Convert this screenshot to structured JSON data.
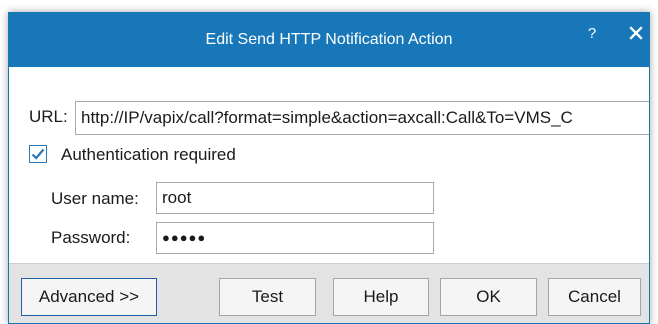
{
  "window": {
    "title": "Edit Send HTTP Notification Action",
    "help_label": "?",
    "close_icon": "close-icon"
  },
  "form": {
    "url_label": "URL:",
    "url_value": "http://IP/vapix/call?format=simple&action=axcall:Call&To=VMS_C",
    "auth_label": "Authentication required",
    "auth_checked": true,
    "username_label": "User name:",
    "username_value": "root",
    "password_label": "Password:",
    "password_value": "●●●●●"
  },
  "buttons": {
    "advanced": "Advanced >>",
    "test": "Test",
    "help": "Help",
    "ok": "OK",
    "cancel": "Cancel"
  },
  "colors": {
    "titlebar": "#1877b9",
    "footer": "#e3e3e3",
    "checkbox_accent": "#2b78b8"
  }
}
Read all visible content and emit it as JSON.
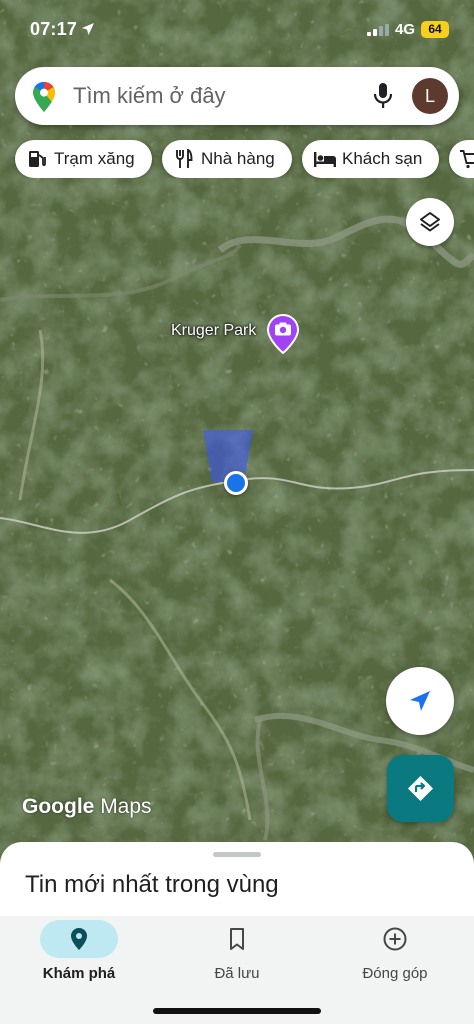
{
  "status_bar": {
    "time": "07:17",
    "network": "4G",
    "battery": "64"
  },
  "search": {
    "placeholder": "Tìm kiếm ở đây",
    "avatar_letter": "L"
  },
  "chips": [
    {
      "label": "Trạm xăng",
      "icon": "gas-station-icon"
    },
    {
      "label": "Nhà hàng",
      "icon": "restaurant-icon"
    },
    {
      "label": "Khách sạn",
      "icon": "hotel-icon"
    },
    {
      "label": "",
      "icon": "shopping-cart-icon"
    }
  ],
  "map": {
    "poi": {
      "name": "Kruger Park",
      "icon": "camera-icon",
      "color": "#a142f4"
    },
    "watermark": {
      "brand": "Google",
      "product": "Maps"
    }
  },
  "sheet": {
    "title": "Tin mới nhất trong vùng"
  },
  "nav": {
    "items": [
      {
        "label": "Khám phá",
        "icon": "explore-pin-icon",
        "active": true
      },
      {
        "label": "Đã lưu",
        "icon": "bookmark-icon",
        "active": false
      },
      {
        "label": "Đóng góp",
        "icon": "add-circle-icon",
        "active": false
      }
    ]
  },
  "colors": {
    "accent": "#1a73e8",
    "directions": "#0b7a80",
    "nav_active_pill": "#bfe9f2"
  }
}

AIM OF THE TASK
Write the records out again in full, exactly, and skip every picture.

ANSWER TO THE EXERCISE
Convert this screenshot to structured JSON data.
{
  "window": {
    "title": "Edit Send HTTP Notification Action",
    "help_label": "?",
    "close_icon": "close-icon"
  },
  "form": {
    "url_label": "URL:",
    "url_value": "http://IP/vapix/call?format=simple&action=axcall:Call&To=VMS_C",
    "auth_label": "Authentication required",
    "auth_checked": true,
    "username_label": "User name:",
    "username_value": "root",
    "password_label": "Password:",
    "password_value": "●●●●●"
  },
  "buttons": {
    "advanced": "Advanced >>",
    "test": "Test",
    "help": "Help",
    "ok": "OK",
    "cancel": "Cancel"
  },
  "colors": {
    "titlebar": "#1877b9",
    "footer": "#e3e3e3",
    "checkbox_accent": "#2b78b8"
  }
}
Read all visible content and emit it as JSON.
{
  "status_bar": {
    "time": "07:17",
    "network": "4G",
    "battery": "64"
  },
  "search": {
    "placeholder": "Tìm kiếm ở đây",
    "avatar_letter": "L"
  },
  "chips": [
    {
      "label": "Trạm xăng",
      "icon": "gas-station-icon"
    },
    {
      "label": "Nhà hàng",
      "icon": "restaurant-icon"
    },
    {
      "label": "Khách sạn",
      "icon": "hotel-icon"
    },
    {
      "label": "",
      "icon": "shopping-cart-icon"
    }
  ],
  "map": {
    "poi": {
      "name": "Kruger Park",
      "icon": "camera-icon",
      "color": "#a142f4"
    },
    "watermark": {
      "brand": "Google",
      "product": "Maps"
    }
  },
  "sheet": {
    "title": "Tin mới nhất trong vùng"
  },
  "nav": {
    "items": [
      {
        "label": "Khám phá",
        "icon": "explore-pin-icon",
        "active": true
      },
      {
        "label": "Đã lưu",
        "icon": "bookmark-icon",
        "active": false
      },
      {
        "label": "Đóng góp",
        "icon": "add-circle-icon",
        "active": false
      }
    ]
  },
  "colors": {
    "accent": "#1a73e8",
    "directions": "#0b7a80",
    "nav_active_pill": "#bfe9f2"
  }
}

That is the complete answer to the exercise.